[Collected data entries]
____
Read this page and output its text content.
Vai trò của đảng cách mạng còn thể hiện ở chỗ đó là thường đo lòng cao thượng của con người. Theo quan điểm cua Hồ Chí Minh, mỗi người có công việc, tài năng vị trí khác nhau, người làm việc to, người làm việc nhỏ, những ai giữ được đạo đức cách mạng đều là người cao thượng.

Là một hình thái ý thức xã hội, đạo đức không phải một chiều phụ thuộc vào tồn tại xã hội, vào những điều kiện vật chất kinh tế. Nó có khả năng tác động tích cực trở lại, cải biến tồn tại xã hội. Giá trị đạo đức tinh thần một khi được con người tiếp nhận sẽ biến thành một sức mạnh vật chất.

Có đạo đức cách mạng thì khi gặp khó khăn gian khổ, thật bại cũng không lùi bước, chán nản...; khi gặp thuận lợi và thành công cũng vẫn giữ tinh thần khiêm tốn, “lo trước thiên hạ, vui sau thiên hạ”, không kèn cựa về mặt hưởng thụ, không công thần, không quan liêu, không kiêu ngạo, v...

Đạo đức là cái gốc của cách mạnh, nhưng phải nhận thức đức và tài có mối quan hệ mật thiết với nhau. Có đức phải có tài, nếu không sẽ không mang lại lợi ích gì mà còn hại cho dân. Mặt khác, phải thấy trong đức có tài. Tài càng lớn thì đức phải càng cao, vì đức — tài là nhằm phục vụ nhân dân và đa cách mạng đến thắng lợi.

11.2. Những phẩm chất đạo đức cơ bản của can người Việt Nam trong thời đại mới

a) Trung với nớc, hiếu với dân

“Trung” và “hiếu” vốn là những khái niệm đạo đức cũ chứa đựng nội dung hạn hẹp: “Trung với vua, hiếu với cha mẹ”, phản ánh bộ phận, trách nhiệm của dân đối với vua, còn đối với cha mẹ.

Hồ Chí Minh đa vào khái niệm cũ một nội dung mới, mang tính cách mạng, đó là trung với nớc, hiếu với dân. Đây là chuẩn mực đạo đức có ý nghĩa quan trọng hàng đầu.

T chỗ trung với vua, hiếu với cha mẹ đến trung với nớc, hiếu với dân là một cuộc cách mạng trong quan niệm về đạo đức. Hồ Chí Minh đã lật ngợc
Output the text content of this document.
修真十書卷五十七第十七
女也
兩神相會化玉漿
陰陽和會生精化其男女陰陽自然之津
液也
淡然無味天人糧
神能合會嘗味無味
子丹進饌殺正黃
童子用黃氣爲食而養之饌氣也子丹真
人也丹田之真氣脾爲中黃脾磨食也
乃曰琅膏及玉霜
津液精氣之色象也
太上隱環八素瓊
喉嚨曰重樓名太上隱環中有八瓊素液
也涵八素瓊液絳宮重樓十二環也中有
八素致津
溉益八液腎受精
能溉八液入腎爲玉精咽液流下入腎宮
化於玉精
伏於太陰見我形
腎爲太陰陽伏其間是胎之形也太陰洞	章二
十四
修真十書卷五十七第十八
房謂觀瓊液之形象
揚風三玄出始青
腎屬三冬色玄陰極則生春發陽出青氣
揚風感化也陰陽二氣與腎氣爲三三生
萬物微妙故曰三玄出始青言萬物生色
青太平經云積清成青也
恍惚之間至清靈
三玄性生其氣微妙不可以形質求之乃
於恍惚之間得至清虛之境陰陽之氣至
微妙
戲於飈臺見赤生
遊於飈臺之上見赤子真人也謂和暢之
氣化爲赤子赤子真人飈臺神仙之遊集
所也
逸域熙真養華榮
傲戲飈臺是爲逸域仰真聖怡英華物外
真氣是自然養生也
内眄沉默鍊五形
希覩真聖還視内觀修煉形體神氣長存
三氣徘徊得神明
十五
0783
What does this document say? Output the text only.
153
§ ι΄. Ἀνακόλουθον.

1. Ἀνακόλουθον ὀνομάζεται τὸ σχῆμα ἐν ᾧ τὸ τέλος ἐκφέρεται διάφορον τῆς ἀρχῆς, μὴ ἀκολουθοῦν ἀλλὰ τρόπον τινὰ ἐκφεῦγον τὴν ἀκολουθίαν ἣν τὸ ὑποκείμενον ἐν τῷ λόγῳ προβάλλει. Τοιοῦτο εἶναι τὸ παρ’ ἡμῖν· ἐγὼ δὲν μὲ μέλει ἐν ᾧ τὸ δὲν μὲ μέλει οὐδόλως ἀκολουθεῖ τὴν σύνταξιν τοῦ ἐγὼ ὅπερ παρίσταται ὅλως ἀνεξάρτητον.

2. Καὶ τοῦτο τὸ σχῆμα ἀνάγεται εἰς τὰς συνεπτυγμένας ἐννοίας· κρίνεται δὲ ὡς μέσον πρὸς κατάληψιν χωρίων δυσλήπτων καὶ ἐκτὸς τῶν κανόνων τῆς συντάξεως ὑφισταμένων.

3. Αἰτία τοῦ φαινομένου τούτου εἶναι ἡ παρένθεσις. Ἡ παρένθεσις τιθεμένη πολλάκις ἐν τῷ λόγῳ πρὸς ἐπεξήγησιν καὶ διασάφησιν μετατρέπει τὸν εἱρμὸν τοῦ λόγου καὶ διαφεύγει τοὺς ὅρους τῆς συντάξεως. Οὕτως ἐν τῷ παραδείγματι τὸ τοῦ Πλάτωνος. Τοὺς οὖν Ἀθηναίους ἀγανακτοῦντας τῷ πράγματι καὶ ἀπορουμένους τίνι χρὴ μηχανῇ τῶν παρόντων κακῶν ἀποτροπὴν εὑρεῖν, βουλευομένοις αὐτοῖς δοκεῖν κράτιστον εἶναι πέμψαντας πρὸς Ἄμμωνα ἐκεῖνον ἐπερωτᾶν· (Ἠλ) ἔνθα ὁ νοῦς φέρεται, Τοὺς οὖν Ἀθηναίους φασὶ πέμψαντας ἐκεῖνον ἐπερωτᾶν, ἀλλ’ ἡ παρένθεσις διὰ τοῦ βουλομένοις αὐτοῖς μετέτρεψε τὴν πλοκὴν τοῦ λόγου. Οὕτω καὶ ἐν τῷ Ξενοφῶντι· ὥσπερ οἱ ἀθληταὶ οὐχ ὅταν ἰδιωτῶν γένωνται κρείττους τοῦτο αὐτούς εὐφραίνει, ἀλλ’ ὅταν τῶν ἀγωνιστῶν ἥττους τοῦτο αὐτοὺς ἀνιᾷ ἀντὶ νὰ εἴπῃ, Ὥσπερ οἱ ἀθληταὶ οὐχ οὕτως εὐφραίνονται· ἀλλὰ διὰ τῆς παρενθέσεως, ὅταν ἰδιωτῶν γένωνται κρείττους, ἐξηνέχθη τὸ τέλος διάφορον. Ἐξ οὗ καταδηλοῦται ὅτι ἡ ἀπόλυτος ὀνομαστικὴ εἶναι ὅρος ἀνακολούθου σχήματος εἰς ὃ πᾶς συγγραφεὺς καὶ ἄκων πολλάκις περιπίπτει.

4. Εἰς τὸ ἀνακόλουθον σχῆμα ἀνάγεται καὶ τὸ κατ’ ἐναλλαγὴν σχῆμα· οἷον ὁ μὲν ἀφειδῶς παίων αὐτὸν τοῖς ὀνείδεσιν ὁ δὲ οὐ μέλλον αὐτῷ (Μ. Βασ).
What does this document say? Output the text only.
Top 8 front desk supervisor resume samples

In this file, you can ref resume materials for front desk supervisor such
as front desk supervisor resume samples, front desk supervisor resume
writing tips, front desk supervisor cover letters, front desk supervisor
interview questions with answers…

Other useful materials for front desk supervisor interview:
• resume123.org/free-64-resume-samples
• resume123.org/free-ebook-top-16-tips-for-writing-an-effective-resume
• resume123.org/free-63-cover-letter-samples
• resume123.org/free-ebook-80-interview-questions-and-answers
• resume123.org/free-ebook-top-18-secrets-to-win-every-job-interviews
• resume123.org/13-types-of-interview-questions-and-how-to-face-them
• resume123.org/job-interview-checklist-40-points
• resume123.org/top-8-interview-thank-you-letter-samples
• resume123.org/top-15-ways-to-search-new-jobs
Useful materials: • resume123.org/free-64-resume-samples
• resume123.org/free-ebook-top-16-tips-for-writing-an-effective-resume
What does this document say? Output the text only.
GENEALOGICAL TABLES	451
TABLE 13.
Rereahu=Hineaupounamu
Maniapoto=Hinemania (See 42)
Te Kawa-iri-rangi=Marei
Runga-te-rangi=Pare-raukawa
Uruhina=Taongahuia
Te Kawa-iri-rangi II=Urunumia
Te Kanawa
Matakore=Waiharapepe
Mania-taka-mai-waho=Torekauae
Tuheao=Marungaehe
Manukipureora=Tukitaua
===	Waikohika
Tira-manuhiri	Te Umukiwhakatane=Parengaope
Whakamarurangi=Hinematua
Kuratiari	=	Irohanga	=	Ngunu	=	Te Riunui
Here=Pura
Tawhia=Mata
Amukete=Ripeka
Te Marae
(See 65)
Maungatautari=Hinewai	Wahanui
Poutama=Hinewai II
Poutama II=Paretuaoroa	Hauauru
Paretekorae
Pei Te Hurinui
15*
____
## Problem statement:
Check each line of the entries above for the word "khác". List the ones that have it.

## Result of the task:
Vai trò của đảng cách mạng còn thể hiện ở chỗ đó là thường đo lòng cao thượng của con người. Theo quan điểm cua Hồ Chí Minh, mỗi người có công việc, tài năng vị trí khác nhau, người làm việc to, người làm việc nhỏ, những ai giữ được đạo đức cách mạng đều là người cao thượng.
Đạo đức là cái gốc của cách mạnh, nhưng phải nhận thức đức và tài có mối quan hệ mật thiết với nhau. Có đức phải có tài, nếu không sẽ không mang lại lợi ích gì mà còn hại cho dân. Mặt khác, phải thấy trong đức có tài. Tài càng lớn thì đức phải càng cao, vì đức — tài là nhằm phục vụ nhân dân và đa cách mạng đến thắng lợi.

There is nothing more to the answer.